- [The request] Read the lines that follow and tally those with the word "projektem"; give the number and nothing else.
►
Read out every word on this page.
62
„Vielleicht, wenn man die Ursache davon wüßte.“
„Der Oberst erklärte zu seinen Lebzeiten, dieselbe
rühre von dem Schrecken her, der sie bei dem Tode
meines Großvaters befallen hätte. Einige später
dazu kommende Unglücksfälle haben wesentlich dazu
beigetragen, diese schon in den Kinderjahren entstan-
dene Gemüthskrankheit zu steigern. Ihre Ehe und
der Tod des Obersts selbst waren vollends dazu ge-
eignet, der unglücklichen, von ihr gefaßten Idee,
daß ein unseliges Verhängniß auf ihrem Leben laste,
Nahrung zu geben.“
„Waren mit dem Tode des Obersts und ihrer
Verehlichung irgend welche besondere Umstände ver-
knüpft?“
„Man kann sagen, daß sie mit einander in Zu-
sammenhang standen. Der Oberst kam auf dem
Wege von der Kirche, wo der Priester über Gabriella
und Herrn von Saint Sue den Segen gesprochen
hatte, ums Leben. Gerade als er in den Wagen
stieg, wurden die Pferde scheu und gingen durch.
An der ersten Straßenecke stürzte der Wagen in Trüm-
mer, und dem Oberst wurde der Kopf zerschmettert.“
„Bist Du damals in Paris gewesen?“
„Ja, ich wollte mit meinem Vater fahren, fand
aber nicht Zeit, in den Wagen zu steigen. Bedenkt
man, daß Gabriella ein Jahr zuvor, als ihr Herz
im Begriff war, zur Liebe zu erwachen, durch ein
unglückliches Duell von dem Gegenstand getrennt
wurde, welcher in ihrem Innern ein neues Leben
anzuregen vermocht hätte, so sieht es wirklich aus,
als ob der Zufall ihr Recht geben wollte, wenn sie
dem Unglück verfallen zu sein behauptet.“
◄
►
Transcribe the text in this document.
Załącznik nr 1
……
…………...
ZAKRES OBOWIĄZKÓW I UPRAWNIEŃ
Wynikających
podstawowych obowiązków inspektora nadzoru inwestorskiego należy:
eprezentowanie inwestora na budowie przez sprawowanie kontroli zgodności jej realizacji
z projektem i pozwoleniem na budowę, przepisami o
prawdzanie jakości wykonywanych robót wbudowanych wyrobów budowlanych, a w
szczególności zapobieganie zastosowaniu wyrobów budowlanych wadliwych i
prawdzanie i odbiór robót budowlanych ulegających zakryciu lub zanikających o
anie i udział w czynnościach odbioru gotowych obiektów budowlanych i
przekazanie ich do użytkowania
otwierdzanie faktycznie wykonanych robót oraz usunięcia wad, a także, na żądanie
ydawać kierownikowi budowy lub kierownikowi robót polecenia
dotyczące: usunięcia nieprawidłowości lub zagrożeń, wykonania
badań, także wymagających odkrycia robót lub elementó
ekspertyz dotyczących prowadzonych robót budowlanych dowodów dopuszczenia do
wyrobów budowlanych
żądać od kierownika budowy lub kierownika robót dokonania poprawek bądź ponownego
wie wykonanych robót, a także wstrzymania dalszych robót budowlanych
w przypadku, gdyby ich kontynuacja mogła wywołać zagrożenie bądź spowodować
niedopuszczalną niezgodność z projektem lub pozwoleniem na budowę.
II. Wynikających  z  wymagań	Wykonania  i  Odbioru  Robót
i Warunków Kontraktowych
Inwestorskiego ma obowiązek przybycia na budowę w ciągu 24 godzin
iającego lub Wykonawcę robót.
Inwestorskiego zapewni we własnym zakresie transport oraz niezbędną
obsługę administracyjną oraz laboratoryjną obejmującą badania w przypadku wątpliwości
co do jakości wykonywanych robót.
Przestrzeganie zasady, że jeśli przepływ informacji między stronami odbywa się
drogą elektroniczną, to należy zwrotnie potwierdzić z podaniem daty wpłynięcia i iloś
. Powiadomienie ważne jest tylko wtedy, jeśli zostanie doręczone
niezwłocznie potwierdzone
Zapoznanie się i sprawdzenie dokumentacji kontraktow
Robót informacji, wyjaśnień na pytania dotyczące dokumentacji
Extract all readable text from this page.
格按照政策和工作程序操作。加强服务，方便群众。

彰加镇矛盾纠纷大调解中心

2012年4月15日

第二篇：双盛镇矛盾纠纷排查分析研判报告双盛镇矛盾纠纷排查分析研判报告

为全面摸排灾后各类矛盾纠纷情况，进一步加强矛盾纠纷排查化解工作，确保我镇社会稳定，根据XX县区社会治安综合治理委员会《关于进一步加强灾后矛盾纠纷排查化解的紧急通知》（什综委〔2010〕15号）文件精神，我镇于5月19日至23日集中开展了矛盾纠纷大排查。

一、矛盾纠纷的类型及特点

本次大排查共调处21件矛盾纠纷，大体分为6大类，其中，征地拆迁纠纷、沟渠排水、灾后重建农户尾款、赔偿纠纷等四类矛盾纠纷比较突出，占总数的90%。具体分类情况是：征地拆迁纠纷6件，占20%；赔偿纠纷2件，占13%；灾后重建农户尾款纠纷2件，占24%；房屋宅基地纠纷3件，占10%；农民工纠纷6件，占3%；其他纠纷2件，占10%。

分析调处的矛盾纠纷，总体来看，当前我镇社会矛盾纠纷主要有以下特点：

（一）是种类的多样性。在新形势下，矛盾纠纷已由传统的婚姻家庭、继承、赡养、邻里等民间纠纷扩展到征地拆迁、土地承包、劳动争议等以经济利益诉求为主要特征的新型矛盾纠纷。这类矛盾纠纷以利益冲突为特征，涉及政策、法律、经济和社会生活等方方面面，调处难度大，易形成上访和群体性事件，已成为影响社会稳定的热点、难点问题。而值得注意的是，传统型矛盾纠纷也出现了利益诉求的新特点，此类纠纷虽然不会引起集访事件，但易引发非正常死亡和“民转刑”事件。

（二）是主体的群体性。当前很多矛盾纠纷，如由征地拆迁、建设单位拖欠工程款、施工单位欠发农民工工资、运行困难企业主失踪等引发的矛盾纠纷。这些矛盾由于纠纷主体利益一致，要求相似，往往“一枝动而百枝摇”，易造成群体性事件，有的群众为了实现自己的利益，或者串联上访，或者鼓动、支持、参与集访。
◄
- [Response to this exercise] 2